** Start Given data **

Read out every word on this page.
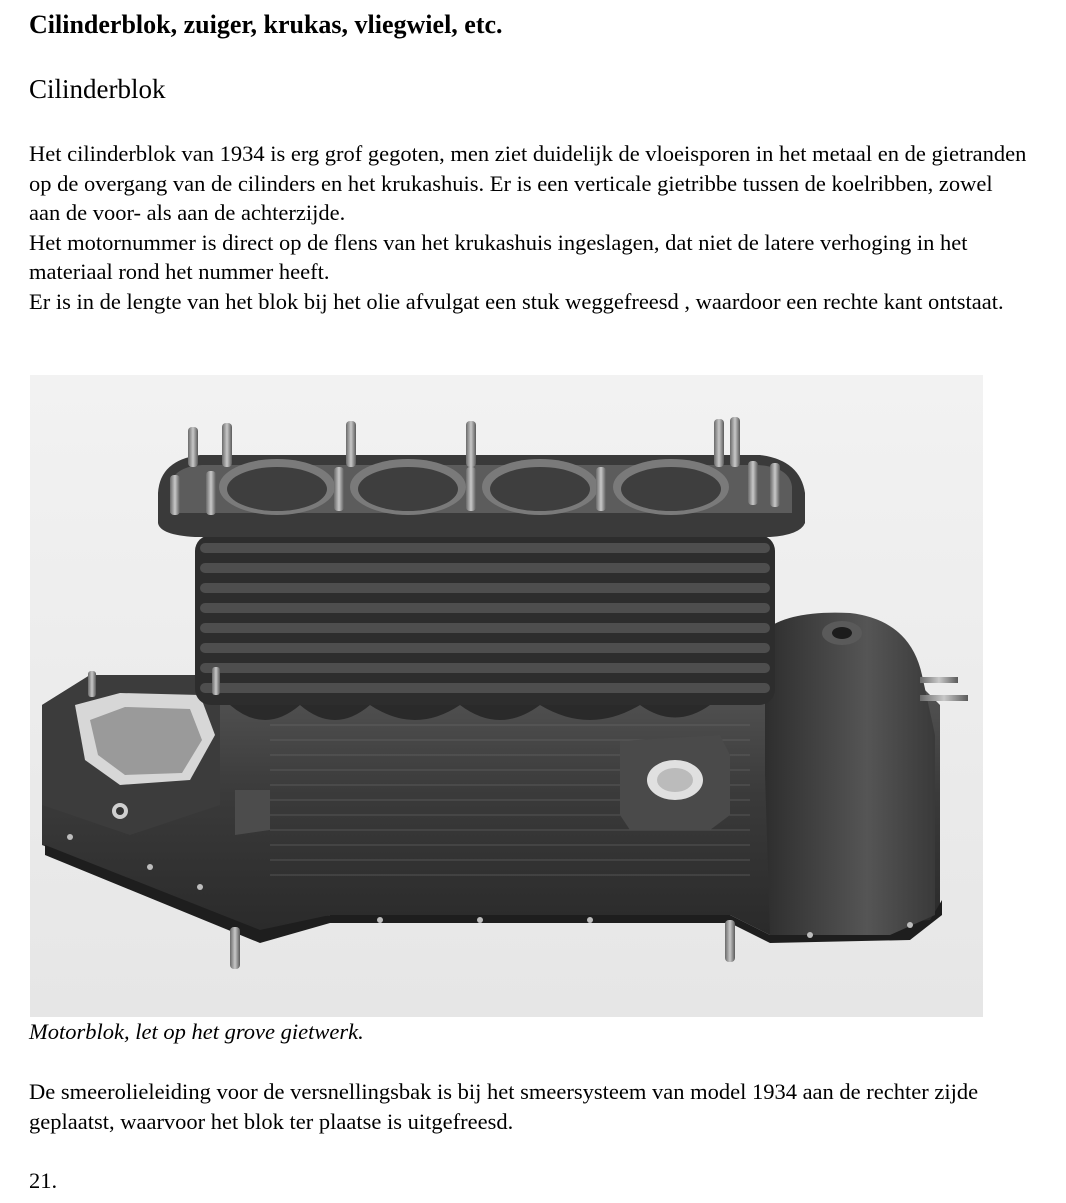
Cilinderblok, zuiger, krukas, vliegwiel, etc.
Cilinderblok

Het cilinderblok van 1934 is erg grof gegoten, men ziet duidelijk de vloeisporen in het metaal en de gietranden op de overgang van de cilinders en het krukashuis. Er is een verticale gietribbe tussen de koelribben, zowel aan de voor- als aan de achterzijde.

Het motornummer is direct op de flens van het krukashuis ingeslagen, dat niet de latere verhoging in het materiaal rond het nummer heeft.

Er is in de lengte van het blok bij het olie afvulgat een stuk weggefreesd , waardoor een rechte kant ontstaat.

Motorblok, let op het grove gietwerk.

De smeerolieleiding voor de versnellingsbak is bij het smeersysteem van model 1934 aan de rechter zijde geplaatst, waarvoor het blok ter plaatse is uitgefreesd.

21.
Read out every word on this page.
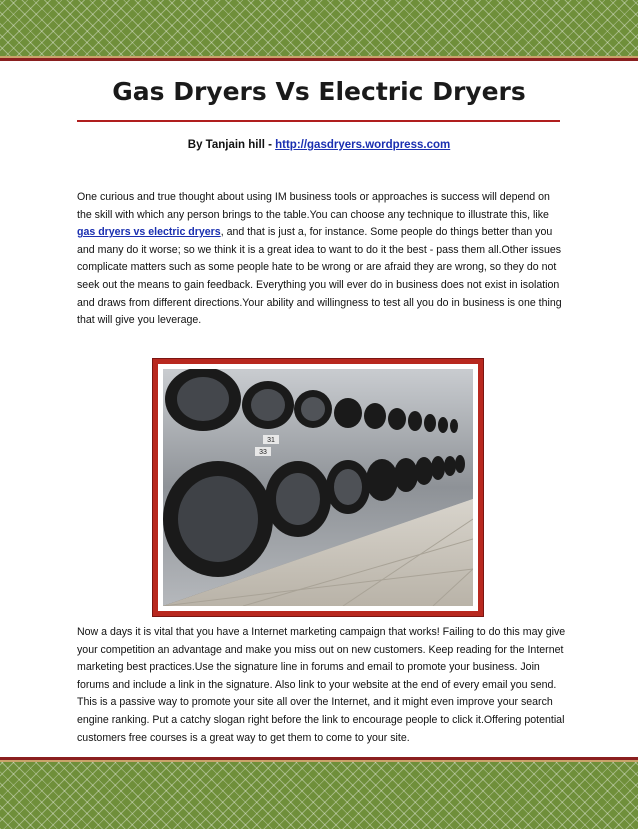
Gas Dryers Vs Electric Dryers
By Tanjain hill - http://gasdryers.wordpress.com
One curious and true thought about using IM business tools or approaches is success will depend on the skill with which any person brings to the table.You can choose any technique to illustrate this, like gas dryers vs electric dryers, and that is just a, for instance. Some people do things better than you and many do it worse; so we think it is a great idea to want to do it the best - pass them all.Other issues complicate matters such as some people hate to be wrong or are afraid they are wrong, so they do not seek out the means to gain feedback. Everything you will ever do in business does not exist in isolation and draws from different directions.Your ability and willingness to test all you do in business is one thing that will give you leverage.
31
33
Now a days it is vital that you have a Internet marketing campaign that works! Failing to do this may give your competition an advantage and make you miss out on new customers. Keep reading for the Internet marketing best practices.Use the signature line in forums and email to promote your business. Join forums and include a link in the signature. Also link to your website at the end of every email you send. This is a passive way to promote your site all over the Internet, and it might even improve your search engine ranking. Put a catchy slogan right before the link to encourage people to click it.Offering potential customers free courses is a great way to get them to come to your site.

** End Given data **

> **Task to complete**: Every line of the material is to be quoted exactly, with no pictures carried over.

> **Solution for this task**:
Read out every word on this page.
Cilinderblok, zuiger, krukas, vliegwiel, etc.
Cilinderblok

Het cilinderblok van 1934 is erg grof gegoten, men ziet duidelijk de vloeisporen in het metaal en de gietranden op de overgang van de cilinders en het krukashuis. Er is een verticale gietribbe tussen de koelribben, zowel aan de voor- als aan de achterzijde.

Het motornummer is direct op de flens van het krukashuis ingeslagen, dat niet de latere verhoging in het materiaal rond het nummer heeft.

Er is in de lengte van het blok bij het olie afvulgat een stuk weggefreesd , waardoor een rechte kant ontstaat.

Motorblok, let op het grove gietwerk.

De smeerolieleiding voor de versnellingsbak is bij het smeersysteem van model 1934 aan de rechter zijde geplaatst, waarvoor het blok ter plaatse is uitgefreesd.

21.
Read out every word on this page.
Gas Dryers Vs Electric Dryers
By Tanjain hill - http://gasdryers.wordpress.com
One curious and true thought about using IM business tools or approaches is success will depend on the skill with which any person brings to the table.You can choose any technique to illustrate this, like gas dryers vs electric dryers, and that is just a, for instance. Some people do things better than you and many do it worse; so we think it is a great idea to want to do it the best - pass them all.Other issues complicate matters such as some people hate to be wrong or are afraid they are wrong, so they do not seek out the means to gain feedback. Everything you will ever do in business does not exist in isolation and draws from different directions.Your ability and willingness to test all you do in business is one thing that will give you leverage.
31
33
Now a days it is vital that you have a Internet marketing campaign that works! Failing to do this may give your competition an advantage and make you miss out on new customers. Keep reading for the Internet marketing best practices.Use the signature line in forums and email to promote your business. Join forums and include a link in the signature. Also link to your website at the end of every email you send. This is a passive way to promote your site all over the Internet, and it might even improve your search engine ranking. Put a catchy slogan right before the link to encourage people to click it.Offering potential customers free courses is a great way to get them to come to your site.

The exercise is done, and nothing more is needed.